Search the records below for the word "graphene" and show every line where it occurs.

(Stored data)
^^^^^^^^
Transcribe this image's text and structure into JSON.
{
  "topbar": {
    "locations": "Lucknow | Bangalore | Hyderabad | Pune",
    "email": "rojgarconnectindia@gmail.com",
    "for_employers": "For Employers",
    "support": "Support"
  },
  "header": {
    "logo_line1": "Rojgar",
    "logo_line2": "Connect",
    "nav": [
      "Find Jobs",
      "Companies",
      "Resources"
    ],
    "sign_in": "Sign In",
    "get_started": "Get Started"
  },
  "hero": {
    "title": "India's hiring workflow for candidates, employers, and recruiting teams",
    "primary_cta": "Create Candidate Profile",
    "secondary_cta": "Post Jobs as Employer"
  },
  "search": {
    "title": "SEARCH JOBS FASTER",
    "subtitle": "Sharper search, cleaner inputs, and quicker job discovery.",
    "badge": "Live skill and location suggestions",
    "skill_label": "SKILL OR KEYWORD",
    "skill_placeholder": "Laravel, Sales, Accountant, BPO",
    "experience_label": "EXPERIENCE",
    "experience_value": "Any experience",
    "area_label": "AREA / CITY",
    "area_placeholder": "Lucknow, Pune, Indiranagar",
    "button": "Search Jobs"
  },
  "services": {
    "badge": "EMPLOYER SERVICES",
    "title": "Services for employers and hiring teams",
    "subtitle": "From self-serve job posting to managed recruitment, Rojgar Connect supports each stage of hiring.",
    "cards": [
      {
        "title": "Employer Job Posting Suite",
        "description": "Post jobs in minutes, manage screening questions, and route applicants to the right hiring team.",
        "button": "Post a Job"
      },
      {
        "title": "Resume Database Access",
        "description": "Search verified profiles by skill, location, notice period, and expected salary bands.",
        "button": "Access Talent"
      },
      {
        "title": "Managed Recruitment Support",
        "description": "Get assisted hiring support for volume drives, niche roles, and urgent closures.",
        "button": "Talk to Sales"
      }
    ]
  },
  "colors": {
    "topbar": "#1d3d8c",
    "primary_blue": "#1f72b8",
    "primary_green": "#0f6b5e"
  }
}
^^^^^^^^
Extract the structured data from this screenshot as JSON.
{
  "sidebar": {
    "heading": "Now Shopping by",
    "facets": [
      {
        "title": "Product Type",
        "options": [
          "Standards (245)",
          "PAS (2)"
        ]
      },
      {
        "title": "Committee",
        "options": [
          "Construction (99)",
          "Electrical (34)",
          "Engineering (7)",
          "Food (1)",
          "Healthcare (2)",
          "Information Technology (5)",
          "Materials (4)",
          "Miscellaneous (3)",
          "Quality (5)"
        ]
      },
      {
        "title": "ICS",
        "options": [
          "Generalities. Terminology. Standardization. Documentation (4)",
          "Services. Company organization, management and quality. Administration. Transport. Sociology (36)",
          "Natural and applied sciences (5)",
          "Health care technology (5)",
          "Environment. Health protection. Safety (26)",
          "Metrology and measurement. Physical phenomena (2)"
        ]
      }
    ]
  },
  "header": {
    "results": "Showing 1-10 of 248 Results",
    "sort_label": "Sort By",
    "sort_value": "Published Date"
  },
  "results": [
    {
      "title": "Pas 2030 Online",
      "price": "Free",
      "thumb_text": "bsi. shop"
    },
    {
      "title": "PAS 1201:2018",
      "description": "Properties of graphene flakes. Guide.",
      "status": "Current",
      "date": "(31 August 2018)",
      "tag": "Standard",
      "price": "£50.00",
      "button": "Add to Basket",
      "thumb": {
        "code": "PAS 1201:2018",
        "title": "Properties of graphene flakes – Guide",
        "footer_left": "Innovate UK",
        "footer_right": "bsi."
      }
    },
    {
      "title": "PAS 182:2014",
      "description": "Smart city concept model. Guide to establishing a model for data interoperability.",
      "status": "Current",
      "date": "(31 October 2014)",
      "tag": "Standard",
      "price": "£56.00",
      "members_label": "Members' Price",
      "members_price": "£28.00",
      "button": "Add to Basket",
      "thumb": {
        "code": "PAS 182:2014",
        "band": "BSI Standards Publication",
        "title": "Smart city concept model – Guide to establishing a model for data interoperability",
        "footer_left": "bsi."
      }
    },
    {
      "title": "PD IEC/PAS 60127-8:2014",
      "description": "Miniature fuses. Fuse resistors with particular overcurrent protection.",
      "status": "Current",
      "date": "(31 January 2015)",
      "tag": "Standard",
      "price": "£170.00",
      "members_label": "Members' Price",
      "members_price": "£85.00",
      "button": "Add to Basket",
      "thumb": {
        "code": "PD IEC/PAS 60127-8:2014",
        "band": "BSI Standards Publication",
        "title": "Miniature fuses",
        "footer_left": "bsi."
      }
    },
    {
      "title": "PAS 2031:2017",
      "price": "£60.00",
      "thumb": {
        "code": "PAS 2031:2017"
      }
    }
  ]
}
^^^^^^^^
• [Result for this task]
      "description": "Properties of graphene flakes. Guide.",
        "title": "Properties of graphene flakes – Guide",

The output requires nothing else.